• **TASK REQUIREMENTS**
Search the records that follow and extract every line containing the string "Note".

• **PROVIDED DATA**
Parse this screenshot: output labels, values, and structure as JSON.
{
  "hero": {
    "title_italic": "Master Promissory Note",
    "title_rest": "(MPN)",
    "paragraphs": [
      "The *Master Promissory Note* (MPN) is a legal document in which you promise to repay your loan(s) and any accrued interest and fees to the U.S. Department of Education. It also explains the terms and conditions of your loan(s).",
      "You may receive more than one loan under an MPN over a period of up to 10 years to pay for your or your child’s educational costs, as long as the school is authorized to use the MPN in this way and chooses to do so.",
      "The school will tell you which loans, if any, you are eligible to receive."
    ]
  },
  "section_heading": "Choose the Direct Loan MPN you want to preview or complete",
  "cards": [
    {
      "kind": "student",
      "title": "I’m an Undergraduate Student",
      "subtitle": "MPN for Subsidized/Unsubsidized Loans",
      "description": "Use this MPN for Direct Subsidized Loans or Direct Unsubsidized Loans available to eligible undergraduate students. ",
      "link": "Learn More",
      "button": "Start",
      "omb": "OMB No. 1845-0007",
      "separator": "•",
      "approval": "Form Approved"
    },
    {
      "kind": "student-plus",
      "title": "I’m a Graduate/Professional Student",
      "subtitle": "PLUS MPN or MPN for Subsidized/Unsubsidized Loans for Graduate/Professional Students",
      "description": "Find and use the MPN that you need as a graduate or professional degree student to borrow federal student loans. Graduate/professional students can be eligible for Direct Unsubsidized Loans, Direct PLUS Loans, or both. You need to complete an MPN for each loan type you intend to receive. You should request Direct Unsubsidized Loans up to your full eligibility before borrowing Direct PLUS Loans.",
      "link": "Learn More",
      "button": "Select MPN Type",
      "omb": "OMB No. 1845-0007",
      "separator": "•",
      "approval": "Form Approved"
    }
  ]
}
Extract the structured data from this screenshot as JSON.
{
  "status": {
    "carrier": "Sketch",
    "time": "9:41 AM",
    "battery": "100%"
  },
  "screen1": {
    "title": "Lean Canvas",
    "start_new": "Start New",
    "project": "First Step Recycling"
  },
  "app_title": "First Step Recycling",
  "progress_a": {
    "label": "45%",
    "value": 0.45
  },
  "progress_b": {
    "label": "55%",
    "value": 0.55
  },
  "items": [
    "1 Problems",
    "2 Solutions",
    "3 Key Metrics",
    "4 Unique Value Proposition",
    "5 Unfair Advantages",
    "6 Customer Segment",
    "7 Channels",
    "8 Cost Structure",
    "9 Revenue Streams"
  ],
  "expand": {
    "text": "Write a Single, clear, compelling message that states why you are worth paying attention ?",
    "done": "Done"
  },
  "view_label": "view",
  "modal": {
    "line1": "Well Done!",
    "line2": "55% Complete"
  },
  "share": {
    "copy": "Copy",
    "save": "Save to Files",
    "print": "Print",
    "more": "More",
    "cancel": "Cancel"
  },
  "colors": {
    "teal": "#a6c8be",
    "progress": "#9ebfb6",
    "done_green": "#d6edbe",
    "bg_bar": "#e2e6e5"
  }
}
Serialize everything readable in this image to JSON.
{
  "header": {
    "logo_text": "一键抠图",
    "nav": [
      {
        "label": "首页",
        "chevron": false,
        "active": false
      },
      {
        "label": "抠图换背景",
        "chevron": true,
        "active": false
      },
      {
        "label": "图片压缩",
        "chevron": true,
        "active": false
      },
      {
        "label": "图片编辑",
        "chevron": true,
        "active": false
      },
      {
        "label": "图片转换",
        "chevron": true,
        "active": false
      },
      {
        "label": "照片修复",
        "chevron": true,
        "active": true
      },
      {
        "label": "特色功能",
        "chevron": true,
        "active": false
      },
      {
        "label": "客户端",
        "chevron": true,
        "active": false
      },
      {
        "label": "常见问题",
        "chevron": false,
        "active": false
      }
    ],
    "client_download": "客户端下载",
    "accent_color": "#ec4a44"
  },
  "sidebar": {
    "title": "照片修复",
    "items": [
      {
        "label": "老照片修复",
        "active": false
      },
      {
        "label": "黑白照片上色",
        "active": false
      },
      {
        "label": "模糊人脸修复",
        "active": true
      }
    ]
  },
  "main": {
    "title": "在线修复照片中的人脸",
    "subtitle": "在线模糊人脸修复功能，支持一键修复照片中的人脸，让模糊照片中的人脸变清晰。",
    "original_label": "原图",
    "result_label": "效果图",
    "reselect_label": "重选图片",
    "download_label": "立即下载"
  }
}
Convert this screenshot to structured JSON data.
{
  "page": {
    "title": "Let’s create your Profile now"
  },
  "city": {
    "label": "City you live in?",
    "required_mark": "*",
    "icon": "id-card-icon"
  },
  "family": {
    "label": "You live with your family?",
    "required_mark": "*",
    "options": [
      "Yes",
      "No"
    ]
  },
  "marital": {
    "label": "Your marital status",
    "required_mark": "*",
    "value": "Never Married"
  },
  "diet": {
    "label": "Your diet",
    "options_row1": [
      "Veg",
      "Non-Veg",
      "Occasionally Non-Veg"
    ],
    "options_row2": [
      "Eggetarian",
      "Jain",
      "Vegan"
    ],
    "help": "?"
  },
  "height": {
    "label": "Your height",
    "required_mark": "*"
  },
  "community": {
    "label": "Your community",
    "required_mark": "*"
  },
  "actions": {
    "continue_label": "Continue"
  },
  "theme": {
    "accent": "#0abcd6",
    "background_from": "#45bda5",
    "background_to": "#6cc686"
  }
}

• **SOLUTION FOR THIS PROBLEM**
    "title_italic": "Master Promissory Note",
      "The *Master Promissory Note* (MPN) is a legal document in which you promise to repay your loan(s) and any accrued interest and fees to the U.S. Department of Education. It also explains the terms and conditions of your loan(s).",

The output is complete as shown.